● Exercise directions
Print the entries below word for word; the pictures stay out of your copy.

● Task input
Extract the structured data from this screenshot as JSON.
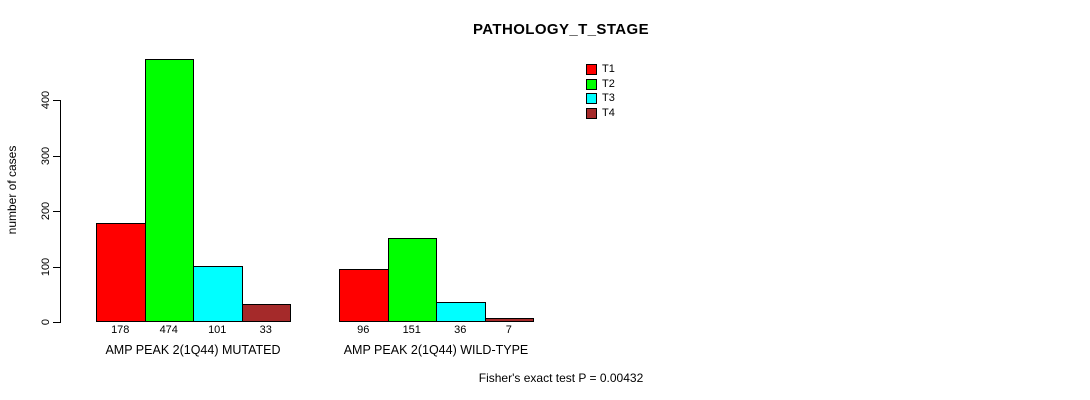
{
  "chart_data": {
    "type": "bar",
    "title": "PATHOLOGY_T_STAGE",
    "ylabel": "number of cases",
    "xlabel": "",
    "ylim": [
      0,
      400
    ],
    "yticks": [
      0,
      100,
      200,
      300,
      400
    ],
    "grid": false,
    "legend_position": "top-right",
    "categories": [
      "AMP PEAK 2(1Q44) MUTATED",
      "AMP PEAK 2(1Q44) WILD-TYPE"
    ],
    "series": [
      {
        "name": "T1",
        "color": "#FF0000",
        "values": [
          178,
          96
        ]
      },
      {
        "name": "T2",
        "color": "#00FF00",
        "values": [
          474,
          151
        ]
      },
      {
        "name": "T3",
        "color": "#00FFFF",
        "values": [
          101,
          36
        ]
      },
      {
        "name": "T4",
        "color": "#A52A2A",
        "values": [
          33,
          7
        ]
      }
    ],
    "bar_value_labels": [
      [
        178,
        474,
        101,
        33
      ],
      [
        96,
        151,
        36,
        7
      ]
    ],
    "annotation": "Fisher's exact test P = 0.00432",
    "colors": {
      "background": "#FFFFFF",
      "axis": "#000000",
      "text": "#000000"
    }
  }
}
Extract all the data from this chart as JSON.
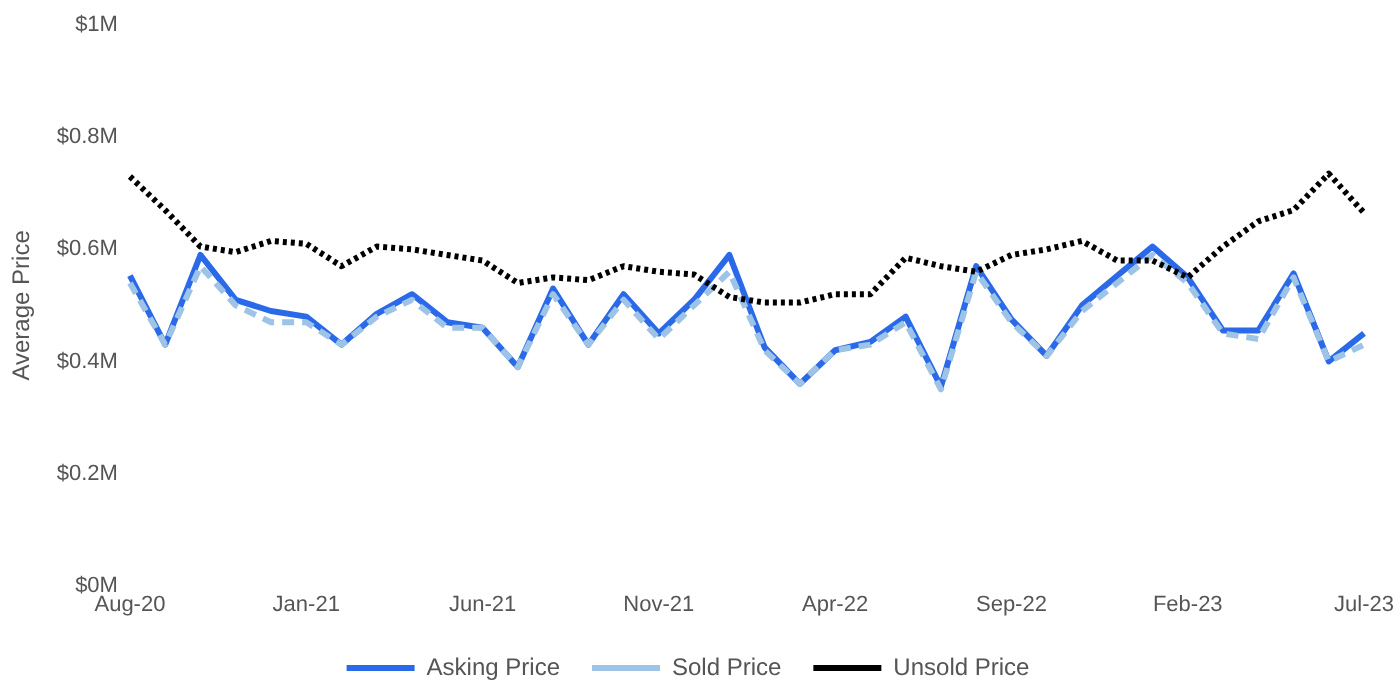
{
  "chart_data": {
    "type": "line",
    "ylabel": "Average Price",
    "categories": [
      "Aug-20",
      null,
      null,
      null,
      null,
      "Jan-21",
      null,
      null,
      null,
      null,
      "Jun-21",
      null,
      null,
      null,
      null,
      "Nov-21",
      null,
      null,
      null,
      null,
      "Apr-22",
      null,
      null,
      null,
      null,
      "Sep-22",
      null,
      null,
      null,
      null,
      "Feb-23",
      null,
      null,
      null,
      null,
      "Jul-23"
    ],
    "ylim": [
      0,
      1
    ],
    "yticks": [
      {
        "value": 0,
        "label": "$0M"
      },
      {
        "value": 0.2,
        "label": "$0.2M"
      },
      {
        "value": 0.4,
        "label": "$0.4M"
      },
      {
        "value": 0.6,
        "label": "$0.6M"
      },
      {
        "value": 0.8,
        "label": "$0.8M"
      },
      {
        "value": 1,
        "label": "$1M"
      }
    ],
    "grid": false,
    "legend": "bottom",
    "marker": "none",
    "series": [
      {
        "name": "Asking Price",
        "color": "#2a6ae8",
        "line_style": "solid",
        "values": [
          0.553,
          0.43,
          0.59,
          0.51,
          0.49,
          0.48,
          0.43,
          0.485,
          0.52,
          0.47,
          0.46,
          0.39,
          0.53,
          0.43,
          0.52,
          0.45,
          0.51,
          0.59,
          0.425,
          0.36,
          0.42,
          0.435,
          0.48,
          0.355,
          0.57,
          0.475,
          0.41,
          0.5,
          0.553,
          0.605,
          0.55,
          0.455,
          0.455,
          0.557,
          0.4,
          0.45
        ]
      },
      {
        "name": "Sold Price",
        "color": "#9dc3e6",
        "line_style": "dashed",
        "values": [
          0.54,
          0.43,
          0.57,
          0.5,
          0.47,
          0.47,
          0.43,
          0.48,
          0.51,
          0.46,
          0.46,
          0.39,
          0.52,
          0.43,
          0.51,
          0.44,
          0.5,
          0.56,
          0.42,
          0.36,
          0.42,
          0.43,
          0.47,
          0.35,
          0.56,
          0.47,
          0.41,
          0.49,
          0.54,
          0.59,
          0.54,
          0.45,
          0.44,
          0.55,
          0.4,
          0.43
        ]
      },
      {
        "name": "Unsold Price",
        "color": "#000000",
        "line_style": "dotted",
        "values": [
          0.73,
          0.67,
          0.605,
          0.595,
          0.615,
          0.61,
          0.57,
          0.605,
          0.6,
          0.59,
          0.58,
          0.54,
          0.55,
          0.545,
          0.57,
          0.56,
          0.555,
          0.515,
          0.505,
          0.505,
          0.52,
          0.52,
          0.585,
          0.57,
          0.56,
          0.59,
          0.6,
          0.615,
          0.58,
          0.58,
          0.55,
          0.605,
          0.65,
          0.67,
          0.735,
          0.665
        ]
      }
    ]
  }
}
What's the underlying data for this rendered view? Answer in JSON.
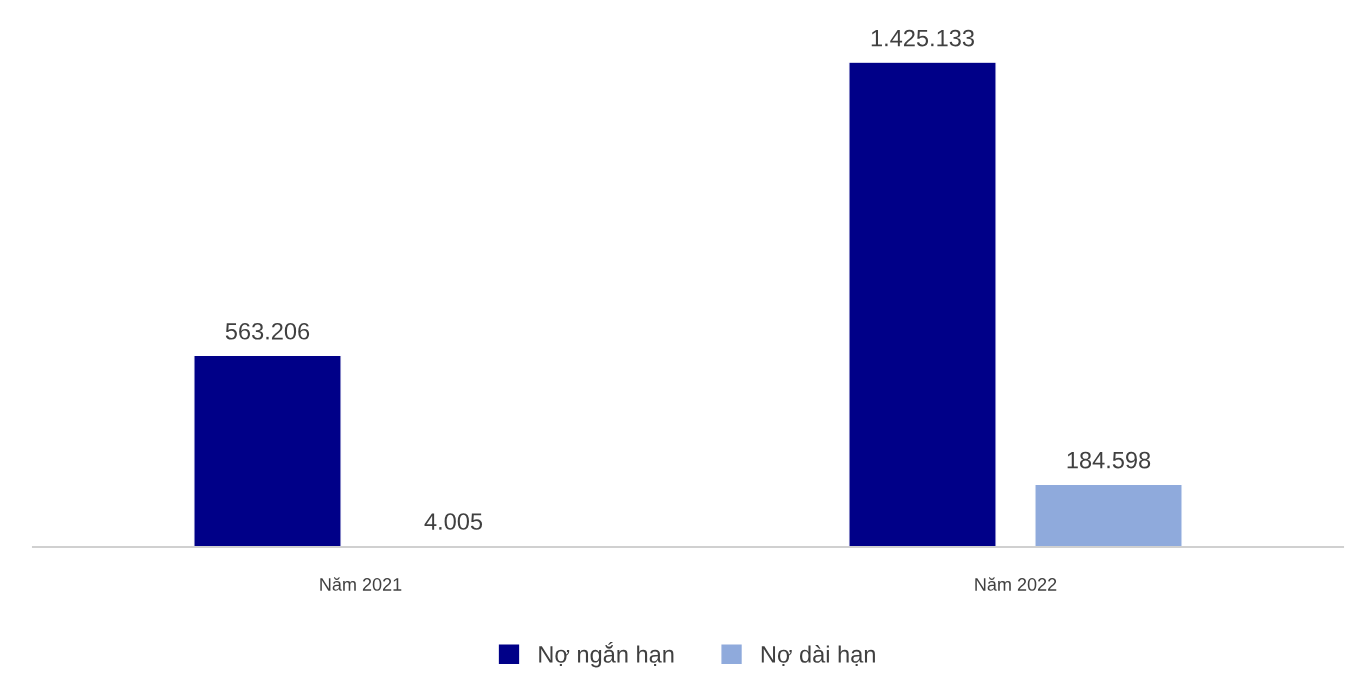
{
  "chart_data": {
    "type": "bar",
    "categories": [
      "Năm 2021",
      "Năm 2022"
    ],
    "series": [
      {
        "name": "Nợ ngắn hạn",
        "color": "#000088",
        "values": [
          563206,
          1425133
        ],
        "value_labels": [
          "563.206",
          "1.425.133"
        ]
      },
      {
        "name": "Nợ dài hạn",
        "color": "#8faadc",
        "values": [
          4005,
          184598
        ],
        "value_labels": [
          "4.005",
          "184.598"
        ]
      }
    ],
    "legend": "bottom",
    "grid": false
  }
}
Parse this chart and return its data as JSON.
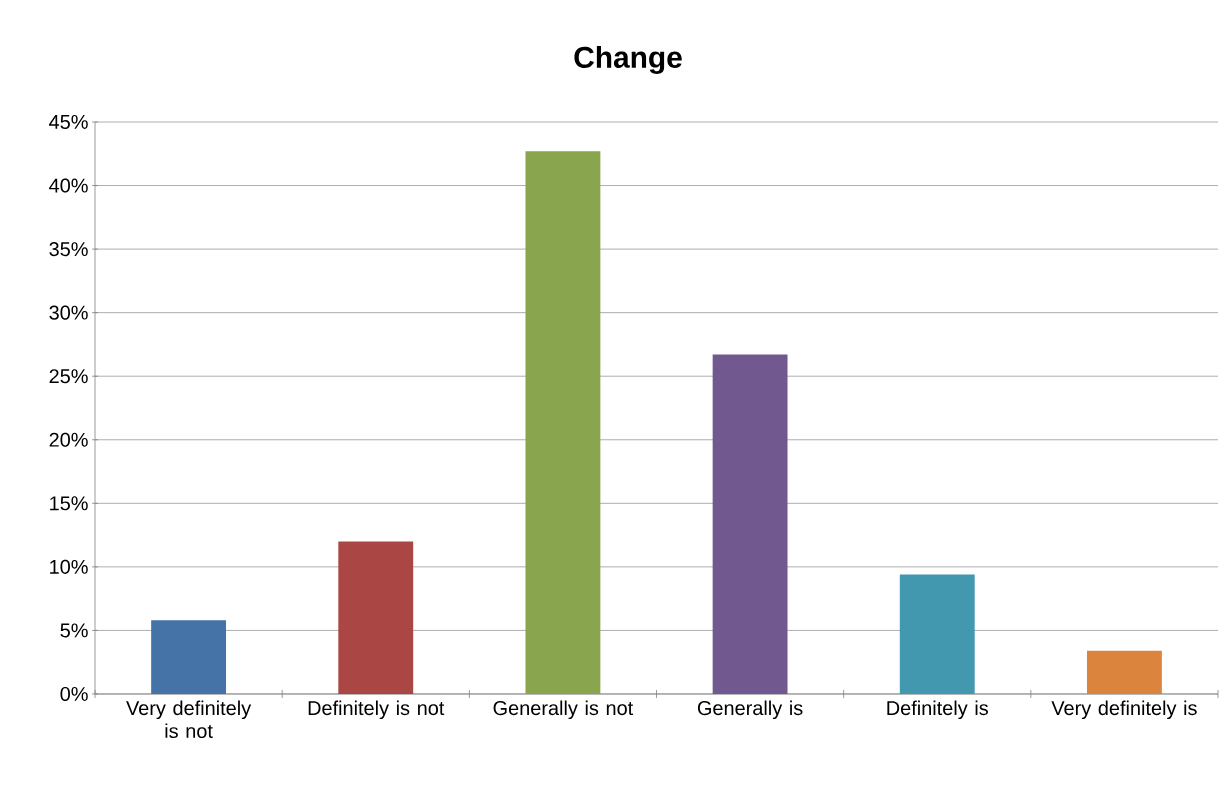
{
  "chart_data": {
    "type": "bar",
    "title": "Change",
    "categories": [
      "Very definitely is not",
      "Definitely is not",
      "Generally is not",
      "Generally is",
      "Definitely is",
      "Very definitely is"
    ],
    "values": [
      5.8,
      12.0,
      42.7,
      26.7,
      9.4,
      3.4
    ],
    "colors": [
      "#4572a7",
      "#aa4643",
      "#89a54e",
      "#71588f",
      "#4198af",
      "#db843d"
    ],
    "ylim": [
      0,
      45
    ],
    "yticks": [
      {
        "value": 0,
        "label": "0%"
      },
      {
        "value": 5,
        "label": "5%"
      },
      {
        "value": 10,
        "label": "10%"
      },
      {
        "value": 15,
        "label": "15%"
      },
      {
        "value": 20,
        "label": "20%"
      },
      {
        "value": 25,
        "label": "25%"
      },
      {
        "value": 30,
        "label": "30%"
      },
      {
        "value": 35,
        "label": "35%"
      },
      {
        "value": 40,
        "label": "40%"
      },
      {
        "value": 45,
        "label": "45%"
      }
    ],
    "grid": "y"
  }
}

● Task result
Extract the structured data from this screenshot as JSON.
{
  "chart_data": {
    "type": "bar",
    "title": "PATHOLOGY_T_STAGE",
    "ylabel": "number of cases",
    "xlabel": "",
    "ylim": [
      0,
      400
    ],
    "yticks": [
      0,
      100,
      200,
      300,
      400
    ],
    "grid": false,
    "legend_position": "top-right",
    "categories": [
      "AMP PEAK 2(1Q44) MUTATED",
      "AMP PEAK 2(1Q44) WILD-TYPE"
    ],
    "series": [
      {
        "name": "T1",
        "color": "#FF0000",
        "values": [
          178,
          96
        ]
      },
      {
        "name": "T2",
        "color": "#00FF00",
        "values": [
          474,
          151
        ]
      },
      {
        "name": "T3",
        "color": "#00FFFF",
        "values": [
          101,
          36
        ]
      },
      {
        "name": "T4",
        "color": "#A52A2A",
        "values": [
          33,
          7
        ]
      }
    ],
    "bar_value_labels": [
      [
        178,
        474,
        101,
        33
      ],
      [
        96,
        151,
        36,
        7
      ]
    ],
    "annotation": "Fisher's exact test P = 0.00432",
    "colors": {
      "background": "#FFFFFF",
      "axis": "#000000",
      "text": "#000000"
    }
  }
}
Extract all the data from this chart as JSON.
{
  "chart_data": {
    "type": "line",
    "ylabel": "Average Price",
    "categories": [
      "Aug-20",
      null,
      null,
      null,
      null,
      "Jan-21",
      null,
      null,
      null,
      null,
      "Jun-21",
      null,
      null,
      null,
      null,
      "Nov-21",
      null,
      null,
      null,
      null,
      "Apr-22",
      null,
      null,
      null,
      null,
      "Sep-22",
      null,
      null,
      null,
      null,
      "Feb-23",
      null,
      null,
      null,
      null,
      "Jul-23"
    ],
    "ylim": [
      0,
      1
    ],
    "yticks": [
      {
        "value": 0,
        "label": "$0M"
      },
      {
        "value": 0.2,
        "label": "$0.2M"
      },
      {
        "value": 0.4,
        "label": "$0.4M"
      },
      {
        "value": 0.6,
        "label": "$0.6M"
      },
      {
        "value": 0.8,
        "label": "$0.8M"
      },
      {
        "value": 1,
        "label": "$1M"
      }
    ],
    "grid": false,
    "legend": "bottom",
    "marker": "none",
    "series": [
      {
        "name": "Asking Price",
        "color": "#2a6ae8",
        "line_style": "solid",
        "values": [
          0.553,
          0.43,
          0.59,
          0.51,
          0.49,
          0.48,
          0.43,
          0.485,
          0.52,
          0.47,
          0.46,
          0.39,
          0.53,
          0.43,
          0.52,
          0.45,
          0.51,
          0.59,
          0.425,
          0.36,
          0.42,
          0.435,
          0.48,
          0.355,
          0.57,
          0.475,
          0.41,
          0.5,
          0.553,
          0.605,
          0.55,
          0.455,
          0.455,
          0.557,
          0.4,
          0.45
        ]
      },
      {
        "name": "Sold Price",
        "color": "#9dc3e6",
        "line_style": "dashed",
        "values": [
          0.54,
          0.43,
          0.57,
          0.5,
          0.47,
          0.47,
          0.43,
          0.48,
          0.51,
          0.46,
          0.46,
          0.39,
          0.52,
          0.43,
          0.51,
          0.44,
          0.5,
          0.56,
          0.42,
          0.36,
          0.42,
          0.43,
          0.47,
          0.35,
          0.56,
          0.47,
          0.41,
          0.49,
          0.54,
          0.59,
          0.54,
          0.45,
          0.44,
          0.55,
          0.4,
          0.43
        ]
      },
      {
        "name": "Unsold Price",
        "color": "#000000",
        "line_style": "dotted",
        "values": [
          0.73,
          0.67,
          0.605,
          0.595,
          0.615,
          0.61,
          0.57,
          0.605,
          0.6,
          0.59,
          0.58,
          0.54,
          0.55,
          0.545,
          0.57,
          0.56,
          0.555,
          0.515,
          0.505,
          0.505,
          0.52,
          0.52,
          0.585,
          0.57,
          0.56,
          0.59,
          0.6,
          0.615,
          0.58,
          0.58,
          0.55,
          0.605,
          0.65,
          0.67,
          0.735,
          0.665
        ]
      }
    ]
  }
}
What's the underlying data for this rendered view? Answer in JSON.
{
  "chart_data": {
    "type": "bar",
    "categories": [
      "Năm 2021",
      "Năm 2022"
    ],
    "series": [
      {
        "name": "Nợ ngắn hạn",
        "color": "#000088",
        "values": [
          563206,
          1425133
        ],
        "value_labels": [
          "563.206",
          "1.425.133"
        ]
      },
      {
        "name": "Nợ dài hạn",
        "color": "#8faadc",
        "values": [
          4005,
          184598
        ],
        "value_labels": [
          "4.005",
          "184.598"
        ]
      }
    ],
    "legend": "bottom",
    "grid": false
  }
}
Parse this chart and return its data as JSON.
{
  "chart_data": {
    "type": "bar",
    "title": "Change",
    "categories": [
      "Very definitely is not",
      "Definitely is not",
      "Generally is not",
      "Generally is",
      "Definitely is",
      "Very definitely is"
    ],
    "values": [
      5.8,
      12.0,
      42.7,
      26.7,
      9.4,
      3.4
    ],
    "colors": [
      "#4572a7",
      "#aa4643",
      "#89a54e",
      "#71588f",
      "#4198af",
      "#db843d"
    ],
    "ylim": [
      0,
      45
    ],
    "yticks": [
      {
        "value": 0,
        "label": "0%"
      },
      {
        "value": 5,
        "label": "5%"
      },
      {
        "value": 10,
        "label": "10%"
      },
      {
        "value": 15,
        "label": "15%"
      },
      {
        "value": 20,
        "label": "20%"
      },
      {
        "value": 25,
        "label": "25%"
      },
      {
        "value": 30,
        "label": "30%"
      },
      {
        "value": 35,
        "label": "35%"
      },
      {
        "value": 40,
        "label": "40%"
      },
      {
        "value": 45,
        "label": "45%"
      }
    ],
    "grid": "y"
  }
}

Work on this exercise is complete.